:: EXERCISE INPUTS ::

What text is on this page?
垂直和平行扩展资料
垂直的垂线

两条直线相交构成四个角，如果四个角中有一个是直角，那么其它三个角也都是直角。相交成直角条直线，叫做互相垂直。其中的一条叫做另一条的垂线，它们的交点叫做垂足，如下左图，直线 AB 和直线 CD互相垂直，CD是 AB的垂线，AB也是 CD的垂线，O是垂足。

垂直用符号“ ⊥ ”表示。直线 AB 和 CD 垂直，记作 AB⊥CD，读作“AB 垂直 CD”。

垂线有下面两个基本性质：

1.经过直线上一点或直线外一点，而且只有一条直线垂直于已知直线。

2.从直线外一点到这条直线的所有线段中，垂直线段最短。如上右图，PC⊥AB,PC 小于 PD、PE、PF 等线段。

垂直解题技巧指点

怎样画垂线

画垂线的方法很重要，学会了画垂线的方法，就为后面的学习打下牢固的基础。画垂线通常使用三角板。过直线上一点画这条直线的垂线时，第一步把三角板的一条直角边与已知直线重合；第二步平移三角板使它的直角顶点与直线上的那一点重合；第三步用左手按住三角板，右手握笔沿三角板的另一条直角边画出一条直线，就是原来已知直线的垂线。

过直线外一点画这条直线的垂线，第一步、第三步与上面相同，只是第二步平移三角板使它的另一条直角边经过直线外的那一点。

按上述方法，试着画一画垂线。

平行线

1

:::

EXERCISE TASK: Return every line exactly.

TASK ANSWER:
What text is on this page?
垂直和平行扩展资料
垂直的垂线

两条直线相交构成四个角，如果四个角中有一个是直角，那么其它三个角也都是直角。相交成直角条直线，叫做互相垂直。其中的一条叫做另一条的垂线，它们的交点叫做垂足，如下左图，直线 AB 和直线 CD互相垂直，CD是 AB的垂线，AB也是 CD的垂线，O是垂足。

垂直用符号“ ⊥ ”表示。直线 AB 和 CD 垂直，记作 AB⊥CD，读作“AB 垂直 CD”。

垂线有下面两个基本性质：

1.经过直线上一点或直线外一点，而且只有一条直线垂直于已知直线。

2.从直线外一点到这条直线的所有线段中，垂直线段最短。如上右图，PC⊥AB,PC 小于 PD、PE、PF 等线段。

垂直解题技巧指点

怎样画垂线

画垂线的方法很重要，学会了画垂线的方法，就为后面的学习打下牢固的基础。画垂线通常使用三角板。过直线上一点画这条直线的垂线时，第一步把三角板的一条直角边与已知直线重合；第二步平移三角板使它的直角顶点与直线上的那一点重合；第三步用左手按住三角板，右手握笔沿三角板的另一条直角边画出一条直线，就是原来已知直线的垂线。

过直线外一点画这条直线的垂线，第一步、第三步与上面相同，只是第二步平移三角板使它的另一条直角边经过直线外的那一点。

按上述方法，试着画一画垂线。

平行线

1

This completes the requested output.